**EXERCISE DIRECTIONS**
Copy the lines holding the word "INSTRUMENTASI", all of them.
#####
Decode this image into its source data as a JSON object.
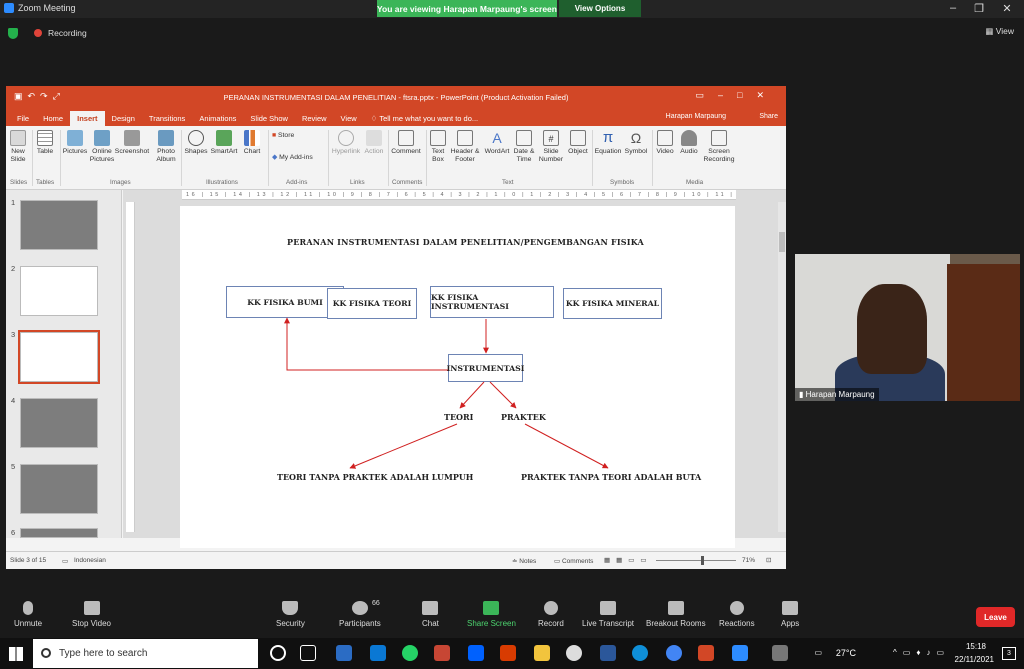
{
  "zoom": {
    "app_title": "Zoom Meeting",
    "share_banner": "You are viewing Harapan Marpaung's screen",
    "view_options": "View Options",
    "recording": "Recording",
    "view": "View"
  },
  "ppt": {
    "title": "PERANAN INSTRUMENTASI DALAM PENELITIAN - ftsra.pptx - PowerPoint (Product Activation Failed)",
    "tabs": [
      "File",
      "Home",
      "Insert",
      "Design",
      "Transitions",
      "Animations",
      "Slide Show",
      "Review",
      "View"
    ],
    "tell_me": "Tell me what you want to do...",
    "user": "Harapan Marpaung",
    "share": "Share",
    "ribbon": {
      "new_slide": "New Slide",
      "table": "Table",
      "pictures": "Pictures",
      "online_pictures": "Online Pictures",
      "screenshot": "Screenshot",
      "photo_album": "Photo Album",
      "shapes": "Shapes",
      "smartart": "SmartArt",
      "chart": "Chart",
      "store": "Store",
      "my_addins": "My Add-ins",
      "hyperlink": "Hyperlink",
      "action": "Action",
      "comment": "Comment",
      "text_box": "Text Box",
      "header_footer": "Header & Footer",
      "wordart": "WordArt",
      "date_time": "Date & Time",
      "slide_number": "Slide Number",
      "object": "Object",
      "equation": "Equation",
      "symbol": "Symbol",
      "video": "Video",
      "audio": "Audio",
      "screen_recording": "Screen Recording",
      "groups": [
        "Slides",
        "Tables",
        "Images",
        "Illustrations",
        "Add-ins",
        "Links",
        "Comments",
        "Text",
        "Symbols",
        "Media"
      ]
    },
    "ruler_text": "16 | 15 | 14 | 13 | 12 | 11 | 10 | 9 | 8 | 7 | 6 | 5 | 4 | 3 | 2 | 1 | 0 | 1 | 2 | 3 | 4 | 5 | 6 | 7 | 8 | 9 | 10 | 11 | 12 | 13 | 14 | 15 | 16",
    "thumb_numbers": [
      "1",
      "2",
      "3",
      "4",
      "5",
      "6"
    ],
    "slide": {
      "title": "PERANAN INSTRUMENTASI DALAM PENELITIAN/PENGEMBANGAN FISIKA",
      "kk_bumi": "KK FISIKA BUMI",
      "kk_teori": "KK FISIKA TEORI",
      "kk_instrumentasi": "KK FISIKA INSTRUMENTASI",
      "kk_mineral": "KK FISIKA MINERAL",
      "instrumentasi": "INSTRUMENTASI",
      "teori": "TEORI",
      "praktek": "PRAKTEK",
      "teori_tanpa": "TEORI TANPA PRAKTEK ADALAH LUMPUH",
      "praktek_tanpa": "PRAKTEK TANPA TEORI ADALAH BUTA"
    },
    "status": {
      "slide_of": "Slide 3 of 15",
      "language": "Indonesian",
      "notes": "Notes",
      "comments": "Comments",
      "zoom": "71%"
    },
    "accent": "#d24726"
  },
  "video": {
    "name": "Harapan Marpaung"
  },
  "toolbar": {
    "unmute": "Unmute",
    "stop_video": "Stop Video",
    "security": "Security",
    "participants": "Participants",
    "participants_count": "66",
    "chat": "Chat",
    "share_screen": "Share Screen",
    "record": "Record",
    "live_transcript": "Live Transcript",
    "breakout_rooms": "Breakout Rooms",
    "reactions": "Reactions",
    "apps": "Apps",
    "leave": "Leave"
  },
  "taskbar": {
    "search_placeholder": "Type here to search",
    "temperature": "27°C",
    "time": "15:18",
    "date": "22/11/2021",
    "notifications": "3"
  }
}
#####
**TASK OUTPUT**
    "title": "PERANAN INSTRUMENTASI DALAM PENELITIAN - ftsra.pptx - PowerPoint (Product Activation Failed)",
      "title": "PERANAN INSTRUMENTASI DALAM PENELITIAN/PENGEMBANGAN FISIKA",
      "kk_instrumentasi": "KK FISIKA INSTRUMENTASI",
      "instrumentasi": "INSTRUMENTASI",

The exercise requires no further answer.